# What to do:
Below is the data. Give it again, complete and exact.
─── Entries shown ───
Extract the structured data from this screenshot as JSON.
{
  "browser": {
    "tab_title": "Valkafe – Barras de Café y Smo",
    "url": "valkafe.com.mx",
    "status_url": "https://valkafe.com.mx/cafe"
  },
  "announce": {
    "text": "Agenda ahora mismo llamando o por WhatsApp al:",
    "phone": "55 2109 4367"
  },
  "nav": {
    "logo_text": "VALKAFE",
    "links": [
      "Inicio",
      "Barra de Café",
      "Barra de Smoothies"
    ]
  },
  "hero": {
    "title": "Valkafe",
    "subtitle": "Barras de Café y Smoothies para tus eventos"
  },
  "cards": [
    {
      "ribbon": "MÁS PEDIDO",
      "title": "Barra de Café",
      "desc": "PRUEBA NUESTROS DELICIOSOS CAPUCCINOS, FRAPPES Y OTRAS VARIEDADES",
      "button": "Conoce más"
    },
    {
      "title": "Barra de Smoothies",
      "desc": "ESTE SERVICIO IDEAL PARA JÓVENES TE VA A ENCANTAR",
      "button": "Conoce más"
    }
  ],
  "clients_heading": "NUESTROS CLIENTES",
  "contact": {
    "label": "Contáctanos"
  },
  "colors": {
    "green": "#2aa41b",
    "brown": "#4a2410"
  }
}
───
# Answer for this exercise:
Extract the structured data from this screenshot as JSON.
{
  "browser": {
    "tab_title": "Valkafe – Barras de Café y Smo",
    "url": "valkafe.com.mx",
    "status_url": "https://valkafe.com.mx/cafe"
  },
  "announce": {
    "text": "Agenda ahora mismo llamando o por WhatsApp al:",
    "phone": "55 2109 4367"
  },
  "nav": {
    "logo_text": "VALKAFE",
    "links": [
      "Inicio",
      "Barra de Café",
      "Barra de Smoothies"
    ]
  },
  "hero": {
    "title": "Valkafe",
    "subtitle": "Barras de Café y Smoothies para tus eventos"
  },
  "cards": [
    {
      "ribbon": "MÁS PEDIDO",
      "title": "Barra de Café",
      "desc": "PRUEBA NUESTROS DELICIOSOS CAPUCCINOS, FRAPPES Y OTRAS VARIEDADES",
      "button": "Conoce más"
    },
    {
      "title": "Barra de Smoothies",
      "desc": "ESTE SERVICIO IDEAL PARA JÓVENES TE VA A ENCANTAR",
      "button": "Conoce más"
    }
  ],
  "clients_heading": "NUESTROS CLIENTES",
  "contact": {
    "label": "Contáctanos"
  },
  "colors": {
    "green": "#2aa41b",
    "brown": "#4a2410"
  }
}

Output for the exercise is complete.